→ Exercises to complete
1. According to the passage on the J.B.'s, in what month and year was the band formed?
2. Reproduce the passage on the J.B.'s word for word, from "James Brown's backing" to "eligible since 1995.".
** begin Passage provided **
Background information
- Also known as: The New Dapps, Fred Wesley and the J.B.'s, Fred and the New J.B.'s, The James Brown Soul Train, Maceo and the Macks, A.A.B.B., The First Family, The Last Word
- Origin: Cincinnati, Ohio, United States
- Genres: Funk, soul, R&B
- Years active: 1970–2006
- Labels: King, Polydor, People

= The J.B.'s =

James Brown's backing band

The J.B.'s (sometimes punctuated The JB's or The J.B.s) was James Brown's band from 1970 through the early 1980s. On records, the band was sometimes billed under alternate names such as Fred Wesley and the JBs, The James Brown Soul Train, Maceo and the Macks, A.A.B.B., Fred Wesley and the New JBs, The First Family, and The Last Word. In addition to backing Brown, the J.B.'s played behind Bobby Byrd, Lyn Collins, and other singers associated with the James Brown Revue, and performed and recorded as a self-contained group. In 2015, they were nominated for induction into the Rock and Roll Hall of Fame but failed to be inducted and can be considered for Musical Excellence in the future. They have been eligible since 1995.

==Career==
===The "original" J.B.'s===
The J.B.'s were formed in March 1970 after most of the members of Brown's previous band walked out on him over a pay dispute. (Brown's previous bands of the 1950s and 1960s had been known as The James Brown Band and The James Brown Orchestra.) The J.B.'s initial lineup included bassist William "Bootsy" Collins and his brother, guitarist Phelps "Catfish" Collins, formerly of the obscure funk band The Pacemakers; Bobby Byrd (founder of the original Famous Flames singing group) (organ), and John "Jabo" Starks (drums), both holdovers from Brown's 1960s band; three inexperienced horn players, Clayton "Chicken" Gunnells, Darryl "Hasaan" Jamison, and Robert McCollough; and conga player Johnny Griggs. This version of the J.B.'s played on some of Brown's most intense funk recordings, including "Get Up (I Feel Like Being a) Sex Machine", "Super Bad", "Soul Power", and "Talkin' Loud and Sayin' Nothing". They also accompanied Brown on a European tour (during which they recorded the long-delayed live album Love Power Peace), performed on the Sex Machine double LP, and released two instrumental singles, the much-sampled "The Grunt" and "These Are the J.B.'s".
** end Passage provided **
** begin Stored data **
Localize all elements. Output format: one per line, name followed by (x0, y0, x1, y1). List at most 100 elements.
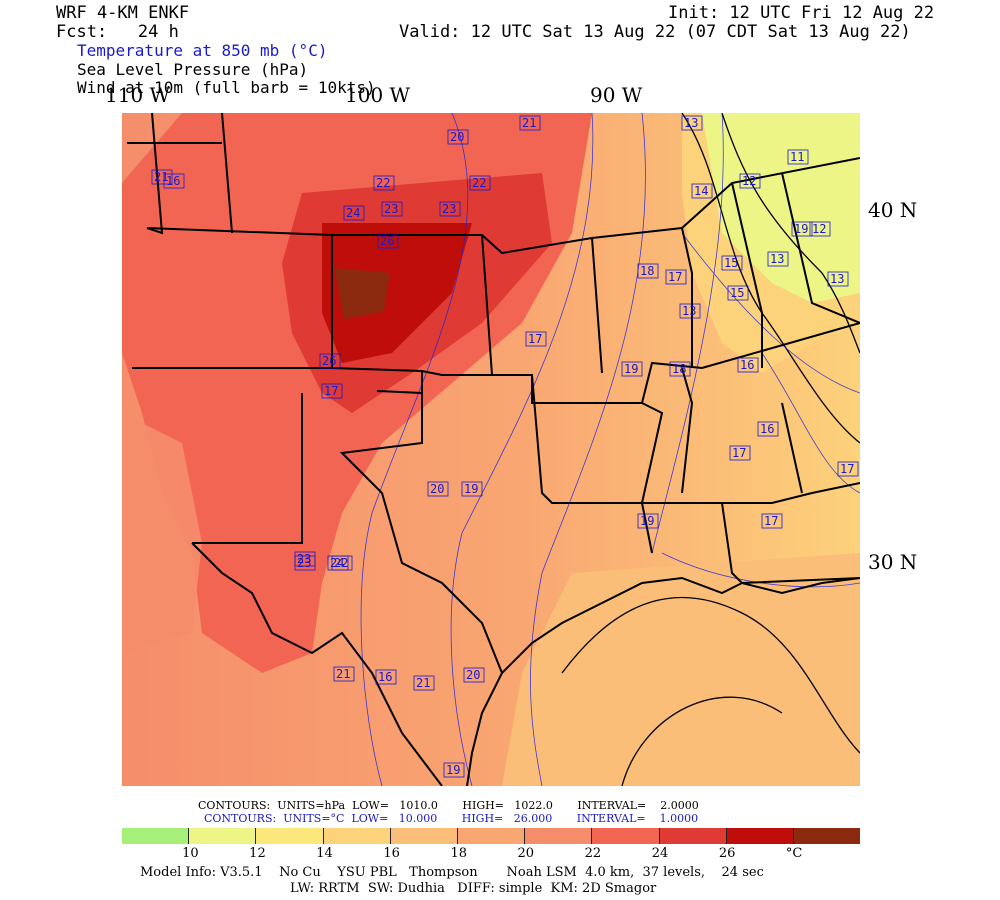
** end Stored data **
→ Per-task outputs
1. March 1970

2.
James Brown's backing band

The J.B.'s (sometimes punctuated The JB's or The J.B.s) was James Brown's band from 1970 through the early 1980s. On records, the band was sometimes billed under alternate names such as Fred Wesley and the JBs, The James Brown Soul Train, Maceo and the Macks, A.A.B.B., Fred Wesley and the New JBs, The First Family, and The Last Word. In addition to backing Brown, the J.B.'s played behind Bobby Byrd, Lyn Collins, and other singers associated with the James Brown Revue, and performed and recorded as a self-contained group. In 2015, they were nominated for induction into the Rock and Roll Hall of Fame but failed to be inducted and can be considered for Musical Excellence in the future. They have been eligible since 1995.